Return each line containing the string "phoneme".

---

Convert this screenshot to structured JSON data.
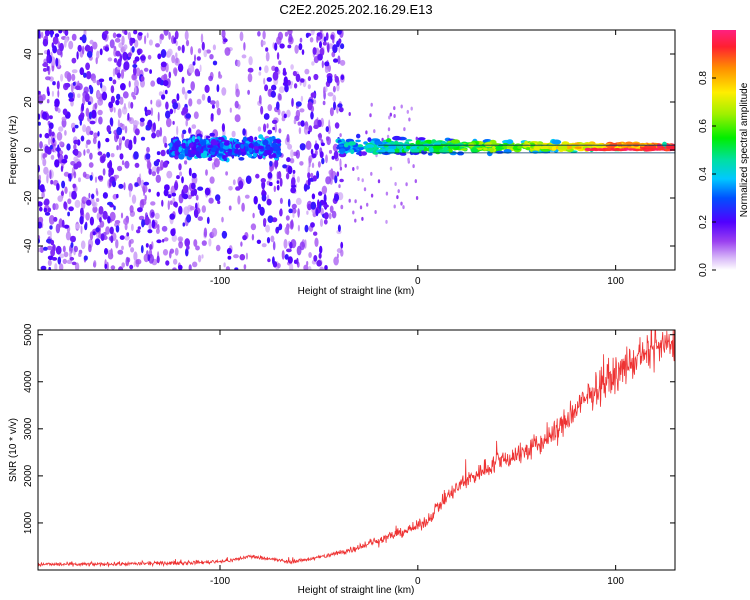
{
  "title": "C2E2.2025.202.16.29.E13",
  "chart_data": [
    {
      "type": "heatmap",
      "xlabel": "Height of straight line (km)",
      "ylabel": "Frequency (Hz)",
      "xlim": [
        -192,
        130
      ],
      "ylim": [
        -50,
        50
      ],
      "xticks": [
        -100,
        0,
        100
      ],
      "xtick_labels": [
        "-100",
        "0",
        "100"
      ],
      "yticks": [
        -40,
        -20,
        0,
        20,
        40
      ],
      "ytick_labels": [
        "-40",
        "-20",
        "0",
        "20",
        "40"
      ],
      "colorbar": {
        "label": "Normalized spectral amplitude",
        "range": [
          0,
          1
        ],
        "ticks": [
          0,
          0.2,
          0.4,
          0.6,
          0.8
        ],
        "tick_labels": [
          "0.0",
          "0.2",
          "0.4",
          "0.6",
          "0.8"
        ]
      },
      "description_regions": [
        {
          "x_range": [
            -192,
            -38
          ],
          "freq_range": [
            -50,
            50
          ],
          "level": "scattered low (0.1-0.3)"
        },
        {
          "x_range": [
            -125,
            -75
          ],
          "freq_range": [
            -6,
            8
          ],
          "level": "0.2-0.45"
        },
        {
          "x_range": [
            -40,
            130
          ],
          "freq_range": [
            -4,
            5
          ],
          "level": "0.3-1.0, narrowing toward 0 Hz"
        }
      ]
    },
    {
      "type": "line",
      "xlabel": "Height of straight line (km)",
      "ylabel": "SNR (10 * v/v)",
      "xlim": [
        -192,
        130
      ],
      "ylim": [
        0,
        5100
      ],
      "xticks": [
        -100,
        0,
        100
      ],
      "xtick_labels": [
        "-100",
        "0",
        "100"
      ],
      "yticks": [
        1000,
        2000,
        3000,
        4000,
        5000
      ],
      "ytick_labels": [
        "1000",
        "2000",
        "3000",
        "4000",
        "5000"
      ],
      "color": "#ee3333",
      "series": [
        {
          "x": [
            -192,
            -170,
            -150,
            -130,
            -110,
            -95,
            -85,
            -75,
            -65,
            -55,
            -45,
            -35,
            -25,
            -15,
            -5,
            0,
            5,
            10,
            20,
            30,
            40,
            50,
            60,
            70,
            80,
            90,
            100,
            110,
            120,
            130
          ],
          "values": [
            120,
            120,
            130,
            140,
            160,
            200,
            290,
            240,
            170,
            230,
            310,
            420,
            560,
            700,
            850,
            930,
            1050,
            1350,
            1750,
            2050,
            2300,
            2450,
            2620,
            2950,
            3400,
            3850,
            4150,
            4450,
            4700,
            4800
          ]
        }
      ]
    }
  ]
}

---

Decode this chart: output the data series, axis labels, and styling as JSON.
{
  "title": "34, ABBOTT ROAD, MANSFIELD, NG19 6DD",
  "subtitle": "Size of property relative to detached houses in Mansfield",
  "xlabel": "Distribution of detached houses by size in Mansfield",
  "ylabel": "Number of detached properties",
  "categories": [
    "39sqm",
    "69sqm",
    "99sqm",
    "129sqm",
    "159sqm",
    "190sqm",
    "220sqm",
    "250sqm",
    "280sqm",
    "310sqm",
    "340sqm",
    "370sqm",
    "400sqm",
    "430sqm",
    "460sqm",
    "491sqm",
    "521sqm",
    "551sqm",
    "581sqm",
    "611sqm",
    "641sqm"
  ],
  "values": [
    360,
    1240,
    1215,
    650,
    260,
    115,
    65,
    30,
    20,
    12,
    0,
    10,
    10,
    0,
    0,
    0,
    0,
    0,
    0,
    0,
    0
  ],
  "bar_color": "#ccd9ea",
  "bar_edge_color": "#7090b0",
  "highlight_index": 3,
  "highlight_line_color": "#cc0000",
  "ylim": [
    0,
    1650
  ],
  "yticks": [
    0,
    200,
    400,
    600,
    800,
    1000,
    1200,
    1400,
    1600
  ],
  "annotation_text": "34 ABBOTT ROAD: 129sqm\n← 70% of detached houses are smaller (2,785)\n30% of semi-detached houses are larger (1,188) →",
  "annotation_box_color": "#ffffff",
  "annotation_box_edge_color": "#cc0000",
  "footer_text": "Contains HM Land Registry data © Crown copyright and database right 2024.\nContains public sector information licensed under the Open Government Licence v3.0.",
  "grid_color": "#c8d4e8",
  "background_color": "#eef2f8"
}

---

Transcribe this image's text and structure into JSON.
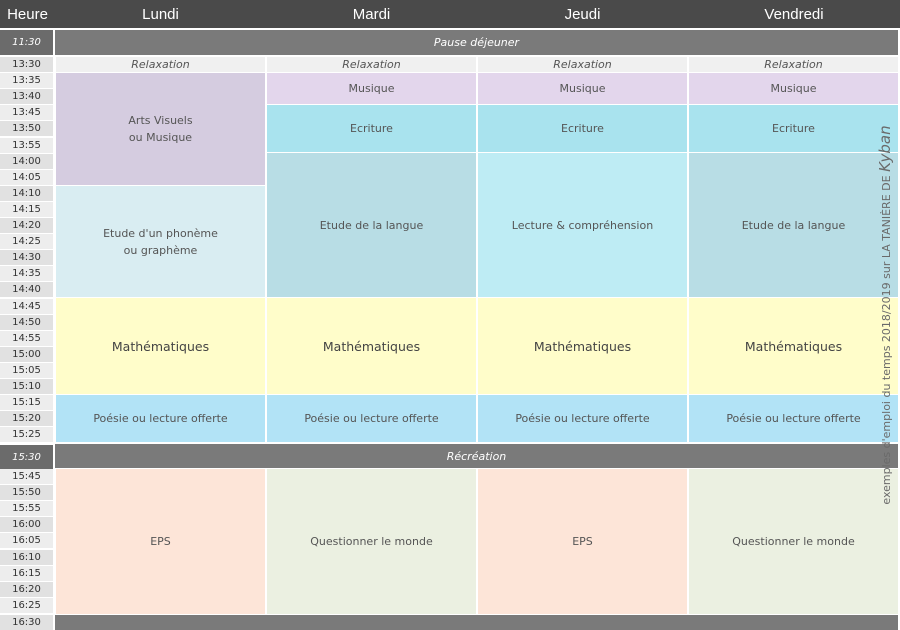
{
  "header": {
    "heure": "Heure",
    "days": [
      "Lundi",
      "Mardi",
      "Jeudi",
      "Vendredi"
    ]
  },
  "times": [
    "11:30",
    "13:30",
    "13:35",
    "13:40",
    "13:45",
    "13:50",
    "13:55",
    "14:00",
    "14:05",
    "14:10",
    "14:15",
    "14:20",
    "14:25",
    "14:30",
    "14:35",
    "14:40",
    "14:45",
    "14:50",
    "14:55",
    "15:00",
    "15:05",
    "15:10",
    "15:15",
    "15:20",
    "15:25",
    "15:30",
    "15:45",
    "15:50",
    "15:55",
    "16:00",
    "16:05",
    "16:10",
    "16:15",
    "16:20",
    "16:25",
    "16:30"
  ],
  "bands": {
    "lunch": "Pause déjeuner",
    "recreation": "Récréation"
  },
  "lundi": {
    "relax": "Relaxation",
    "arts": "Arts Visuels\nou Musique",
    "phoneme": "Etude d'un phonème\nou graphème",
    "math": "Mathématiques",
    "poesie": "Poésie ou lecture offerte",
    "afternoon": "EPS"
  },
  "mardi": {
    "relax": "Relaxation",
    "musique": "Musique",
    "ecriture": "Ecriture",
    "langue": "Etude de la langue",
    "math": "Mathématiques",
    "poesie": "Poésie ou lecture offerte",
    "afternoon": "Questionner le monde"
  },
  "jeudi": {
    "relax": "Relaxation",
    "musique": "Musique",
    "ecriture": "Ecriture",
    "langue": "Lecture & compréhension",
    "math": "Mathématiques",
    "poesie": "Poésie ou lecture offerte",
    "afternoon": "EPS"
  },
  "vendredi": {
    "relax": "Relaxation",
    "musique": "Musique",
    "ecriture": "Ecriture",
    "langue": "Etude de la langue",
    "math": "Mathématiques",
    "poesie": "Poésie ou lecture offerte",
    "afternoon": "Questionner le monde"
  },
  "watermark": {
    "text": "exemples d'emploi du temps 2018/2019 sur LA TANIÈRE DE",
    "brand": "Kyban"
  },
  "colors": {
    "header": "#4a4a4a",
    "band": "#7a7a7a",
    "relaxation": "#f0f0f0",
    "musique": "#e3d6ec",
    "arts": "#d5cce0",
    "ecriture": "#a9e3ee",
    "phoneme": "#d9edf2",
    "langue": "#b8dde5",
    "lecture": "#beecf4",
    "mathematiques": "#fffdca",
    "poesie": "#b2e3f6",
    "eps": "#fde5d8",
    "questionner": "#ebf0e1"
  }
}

---

* **Response to this exercise**:
    "phoneme": "Etude d'un phonème\nou graphème",
    "phoneme": "#d9edf2",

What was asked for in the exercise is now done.